Set task: Output all of the data below exactly as given.
======== Data shown ========
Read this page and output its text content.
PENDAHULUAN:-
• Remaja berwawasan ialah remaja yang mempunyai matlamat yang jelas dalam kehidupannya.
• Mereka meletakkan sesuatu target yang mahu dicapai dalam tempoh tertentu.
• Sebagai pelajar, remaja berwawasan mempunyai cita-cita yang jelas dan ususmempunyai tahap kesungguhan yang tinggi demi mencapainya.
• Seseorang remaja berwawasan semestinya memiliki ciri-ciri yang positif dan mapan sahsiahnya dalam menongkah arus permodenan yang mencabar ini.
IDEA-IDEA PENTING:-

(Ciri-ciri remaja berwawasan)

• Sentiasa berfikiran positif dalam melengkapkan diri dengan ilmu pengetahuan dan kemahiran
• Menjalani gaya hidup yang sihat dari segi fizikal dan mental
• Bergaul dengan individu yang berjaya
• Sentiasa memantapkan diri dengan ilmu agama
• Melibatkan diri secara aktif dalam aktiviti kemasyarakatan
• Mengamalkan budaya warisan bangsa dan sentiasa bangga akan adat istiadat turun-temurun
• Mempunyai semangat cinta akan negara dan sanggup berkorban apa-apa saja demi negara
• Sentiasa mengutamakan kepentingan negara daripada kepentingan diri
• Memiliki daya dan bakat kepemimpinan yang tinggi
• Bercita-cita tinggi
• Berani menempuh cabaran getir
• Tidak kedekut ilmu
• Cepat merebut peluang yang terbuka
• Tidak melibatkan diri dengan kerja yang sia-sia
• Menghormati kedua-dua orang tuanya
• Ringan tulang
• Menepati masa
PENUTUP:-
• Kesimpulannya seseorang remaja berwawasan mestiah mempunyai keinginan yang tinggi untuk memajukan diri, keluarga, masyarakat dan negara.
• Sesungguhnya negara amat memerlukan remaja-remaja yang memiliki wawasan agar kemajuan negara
========
Solution to this exercise:
Read this page and output its text content.
PENDAHULUAN:-
• Remaja berwawasan ialah remaja yang mempunyai matlamat yang jelas dalam kehidupannya.
• Mereka meletakkan sesuatu target yang mahu dicapai dalam tempoh tertentu.
• Sebagai pelajar, remaja berwawasan mempunyai cita-cita yang jelas dan ususmempunyai tahap kesungguhan yang tinggi demi mencapainya.
• Seseorang remaja berwawasan semestinya memiliki ciri-ciri yang positif dan mapan sahsiahnya dalam menongkah arus permodenan yang mencabar ini.
IDEA-IDEA PENTING:-

(Ciri-ciri remaja berwawasan)

• Sentiasa berfikiran positif dalam melengkapkan diri dengan ilmu pengetahuan dan kemahiran
• Menjalani gaya hidup yang sihat dari segi fizikal dan mental
• Bergaul dengan individu yang berjaya
• Sentiasa memantapkan diri dengan ilmu agama
• Melibatkan diri secara aktif dalam aktiviti kemasyarakatan
• Mengamalkan budaya warisan bangsa dan sentiasa bangga akan adat istiadat turun-temurun
• Mempunyai semangat cinta akan negara dan sanggup berkorban apa-apa saja demi negara
• Sentiasa mengutamakan kepentingan negara daripada kepentingan diri
• Memiliki daya dan bakat kepemimpinan yang tinggi
• Bercita-cita tinggi
• Berani menempuh cabaran getir
• Tidak kedekut ilmu
• Cepat merebut peluang yang terbuka
• Tidak melibatkan diri dengan kerja yang sia-sia
• Menghormati kedua-dua orang tuanya
• Ringan tulang
• Menepati masa
PENUTUP:-
• Kesimpulannya seseorang remaja berwawasan mestiah mempunyai keinginan yang tinggi untuk memajukan diri, keluarga, masyarakat dan negara.
• Sesungguhnya negara amat memerlukan remaja-remaja yang memiliki wawasan agar kemajuan negara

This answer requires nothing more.